- **REQUIRED ACTION**:
Gather all lines with "replication" from the records.

- **DATA SUPPLIED**:
··········
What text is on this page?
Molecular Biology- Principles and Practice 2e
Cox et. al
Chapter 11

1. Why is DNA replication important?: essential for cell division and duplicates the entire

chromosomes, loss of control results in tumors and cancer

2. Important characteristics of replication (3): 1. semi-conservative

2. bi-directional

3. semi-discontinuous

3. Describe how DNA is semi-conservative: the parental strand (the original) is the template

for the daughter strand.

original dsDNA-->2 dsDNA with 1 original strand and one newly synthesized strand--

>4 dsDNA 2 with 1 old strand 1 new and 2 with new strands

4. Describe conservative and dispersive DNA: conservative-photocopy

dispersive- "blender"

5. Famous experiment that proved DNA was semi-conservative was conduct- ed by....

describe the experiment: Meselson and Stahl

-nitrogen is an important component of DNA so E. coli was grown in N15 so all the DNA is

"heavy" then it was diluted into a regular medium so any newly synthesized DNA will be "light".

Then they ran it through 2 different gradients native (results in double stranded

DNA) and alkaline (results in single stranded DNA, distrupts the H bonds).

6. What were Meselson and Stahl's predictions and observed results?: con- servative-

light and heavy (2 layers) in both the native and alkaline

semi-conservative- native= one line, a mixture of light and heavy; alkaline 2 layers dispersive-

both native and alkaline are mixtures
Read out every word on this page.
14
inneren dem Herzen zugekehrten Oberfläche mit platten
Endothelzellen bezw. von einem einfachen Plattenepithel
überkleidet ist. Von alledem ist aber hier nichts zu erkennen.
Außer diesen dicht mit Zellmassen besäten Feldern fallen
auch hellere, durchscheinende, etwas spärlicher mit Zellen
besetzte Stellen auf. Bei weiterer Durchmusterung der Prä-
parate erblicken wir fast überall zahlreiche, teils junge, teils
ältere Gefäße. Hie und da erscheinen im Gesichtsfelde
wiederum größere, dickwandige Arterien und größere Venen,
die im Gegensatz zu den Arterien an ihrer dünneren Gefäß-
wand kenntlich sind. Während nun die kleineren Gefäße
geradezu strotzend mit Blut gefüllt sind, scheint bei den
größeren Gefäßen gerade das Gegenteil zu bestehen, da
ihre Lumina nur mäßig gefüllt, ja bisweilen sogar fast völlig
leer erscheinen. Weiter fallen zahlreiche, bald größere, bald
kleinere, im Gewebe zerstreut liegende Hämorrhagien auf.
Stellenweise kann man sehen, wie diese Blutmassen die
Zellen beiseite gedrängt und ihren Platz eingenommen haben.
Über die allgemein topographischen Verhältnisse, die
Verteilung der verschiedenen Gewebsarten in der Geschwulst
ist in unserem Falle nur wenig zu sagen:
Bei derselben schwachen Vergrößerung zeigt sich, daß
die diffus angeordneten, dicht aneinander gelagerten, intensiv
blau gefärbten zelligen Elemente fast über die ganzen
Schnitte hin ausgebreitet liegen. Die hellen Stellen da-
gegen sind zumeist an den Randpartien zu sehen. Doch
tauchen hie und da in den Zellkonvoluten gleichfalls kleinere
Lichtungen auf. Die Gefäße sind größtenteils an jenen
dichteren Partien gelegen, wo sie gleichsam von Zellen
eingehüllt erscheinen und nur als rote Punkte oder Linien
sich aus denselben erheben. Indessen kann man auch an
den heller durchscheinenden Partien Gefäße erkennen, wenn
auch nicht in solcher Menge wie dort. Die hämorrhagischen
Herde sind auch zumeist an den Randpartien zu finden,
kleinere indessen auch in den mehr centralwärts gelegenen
··········
- **TASK SOLUTION**:
1. Why is DNA replication important?: essential for cell division and duplicates the entire
2. Important characteristics of replication (3): 1. semi-conservative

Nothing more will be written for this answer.